▶ **Written problem**
Where a line of the listing below includes the word "dich", reproduce that line.

▶ **Data entries**
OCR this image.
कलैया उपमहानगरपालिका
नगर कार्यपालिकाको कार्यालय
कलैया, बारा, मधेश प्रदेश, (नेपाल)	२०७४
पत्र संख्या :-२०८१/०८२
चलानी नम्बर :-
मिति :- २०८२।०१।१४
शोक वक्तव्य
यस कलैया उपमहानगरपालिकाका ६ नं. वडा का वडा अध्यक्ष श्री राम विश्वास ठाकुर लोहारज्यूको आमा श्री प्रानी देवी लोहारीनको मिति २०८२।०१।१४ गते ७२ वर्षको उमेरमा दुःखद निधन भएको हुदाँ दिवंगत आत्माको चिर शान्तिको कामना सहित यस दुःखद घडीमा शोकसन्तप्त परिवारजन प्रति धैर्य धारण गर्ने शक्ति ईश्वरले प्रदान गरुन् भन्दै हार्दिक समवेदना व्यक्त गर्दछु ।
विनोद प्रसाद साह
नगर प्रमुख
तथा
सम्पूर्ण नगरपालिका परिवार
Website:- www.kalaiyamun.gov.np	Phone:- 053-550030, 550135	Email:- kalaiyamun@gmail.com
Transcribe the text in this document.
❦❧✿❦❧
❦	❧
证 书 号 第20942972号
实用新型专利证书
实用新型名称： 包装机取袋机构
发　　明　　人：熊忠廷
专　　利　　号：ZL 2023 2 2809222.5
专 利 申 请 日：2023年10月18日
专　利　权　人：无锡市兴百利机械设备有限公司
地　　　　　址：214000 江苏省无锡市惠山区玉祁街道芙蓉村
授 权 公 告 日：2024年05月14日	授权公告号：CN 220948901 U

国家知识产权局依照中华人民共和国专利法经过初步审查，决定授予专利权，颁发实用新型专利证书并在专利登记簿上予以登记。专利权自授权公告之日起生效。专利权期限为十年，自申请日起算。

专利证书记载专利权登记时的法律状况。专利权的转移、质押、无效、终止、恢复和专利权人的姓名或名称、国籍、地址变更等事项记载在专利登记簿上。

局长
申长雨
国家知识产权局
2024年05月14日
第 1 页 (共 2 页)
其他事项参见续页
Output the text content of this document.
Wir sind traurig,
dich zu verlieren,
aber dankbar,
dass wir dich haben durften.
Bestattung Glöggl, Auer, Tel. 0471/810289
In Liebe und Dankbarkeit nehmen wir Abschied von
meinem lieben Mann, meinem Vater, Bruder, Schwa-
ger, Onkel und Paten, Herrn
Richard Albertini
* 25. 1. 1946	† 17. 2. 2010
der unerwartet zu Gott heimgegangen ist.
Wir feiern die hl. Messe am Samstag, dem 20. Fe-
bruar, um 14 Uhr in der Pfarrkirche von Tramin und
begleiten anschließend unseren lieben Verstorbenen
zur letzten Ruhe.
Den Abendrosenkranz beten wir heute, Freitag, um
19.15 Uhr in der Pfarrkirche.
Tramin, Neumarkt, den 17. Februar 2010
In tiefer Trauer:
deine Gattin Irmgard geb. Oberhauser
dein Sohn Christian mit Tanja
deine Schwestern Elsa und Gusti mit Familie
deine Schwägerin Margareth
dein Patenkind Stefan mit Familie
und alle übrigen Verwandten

▶ **Solution to the exercise**
dich zu verlieren,
dass wir dich haben durften.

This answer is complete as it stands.